» **Goal**:
Within the data that follows, how many lines carry the string "фактическое"? Give the number alone.

━━━━━ Supplied records

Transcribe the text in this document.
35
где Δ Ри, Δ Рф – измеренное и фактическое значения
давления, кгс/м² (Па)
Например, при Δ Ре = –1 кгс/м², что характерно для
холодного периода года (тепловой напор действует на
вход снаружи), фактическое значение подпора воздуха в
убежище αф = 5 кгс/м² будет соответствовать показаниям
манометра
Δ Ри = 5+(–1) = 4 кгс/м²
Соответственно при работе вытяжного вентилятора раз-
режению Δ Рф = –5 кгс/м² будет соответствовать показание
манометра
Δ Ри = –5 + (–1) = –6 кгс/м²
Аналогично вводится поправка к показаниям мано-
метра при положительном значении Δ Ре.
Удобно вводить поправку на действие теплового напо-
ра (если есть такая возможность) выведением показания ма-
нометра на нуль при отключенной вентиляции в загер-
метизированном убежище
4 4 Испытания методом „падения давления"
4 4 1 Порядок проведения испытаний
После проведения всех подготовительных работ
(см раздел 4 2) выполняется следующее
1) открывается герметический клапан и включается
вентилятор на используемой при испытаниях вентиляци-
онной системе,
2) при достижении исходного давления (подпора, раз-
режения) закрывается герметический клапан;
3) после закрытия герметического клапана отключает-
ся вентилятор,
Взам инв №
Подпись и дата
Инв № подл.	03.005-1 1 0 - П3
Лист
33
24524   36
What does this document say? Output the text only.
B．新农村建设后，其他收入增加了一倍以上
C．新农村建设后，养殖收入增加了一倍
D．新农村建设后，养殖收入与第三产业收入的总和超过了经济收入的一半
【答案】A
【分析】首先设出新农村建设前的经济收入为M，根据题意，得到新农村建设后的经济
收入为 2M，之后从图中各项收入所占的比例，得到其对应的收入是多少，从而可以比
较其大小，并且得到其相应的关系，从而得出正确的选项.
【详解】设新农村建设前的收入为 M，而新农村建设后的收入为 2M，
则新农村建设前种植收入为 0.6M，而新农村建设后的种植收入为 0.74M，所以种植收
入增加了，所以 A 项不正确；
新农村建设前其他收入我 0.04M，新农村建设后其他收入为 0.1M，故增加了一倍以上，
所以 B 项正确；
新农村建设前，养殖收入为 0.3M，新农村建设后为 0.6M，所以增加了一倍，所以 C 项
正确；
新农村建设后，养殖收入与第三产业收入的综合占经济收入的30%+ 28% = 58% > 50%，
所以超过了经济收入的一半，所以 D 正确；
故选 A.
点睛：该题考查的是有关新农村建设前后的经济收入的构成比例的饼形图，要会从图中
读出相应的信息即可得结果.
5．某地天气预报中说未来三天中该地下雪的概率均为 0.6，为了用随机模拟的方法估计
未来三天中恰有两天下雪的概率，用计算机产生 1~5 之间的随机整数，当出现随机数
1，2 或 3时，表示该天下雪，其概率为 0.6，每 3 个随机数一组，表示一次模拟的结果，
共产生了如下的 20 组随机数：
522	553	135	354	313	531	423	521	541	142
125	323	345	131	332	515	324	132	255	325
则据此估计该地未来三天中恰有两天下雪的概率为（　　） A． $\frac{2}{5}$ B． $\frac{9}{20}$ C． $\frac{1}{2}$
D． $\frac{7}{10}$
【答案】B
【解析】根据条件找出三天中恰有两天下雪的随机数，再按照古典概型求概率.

━━━━━━━━━━

» **Worked solution**:
2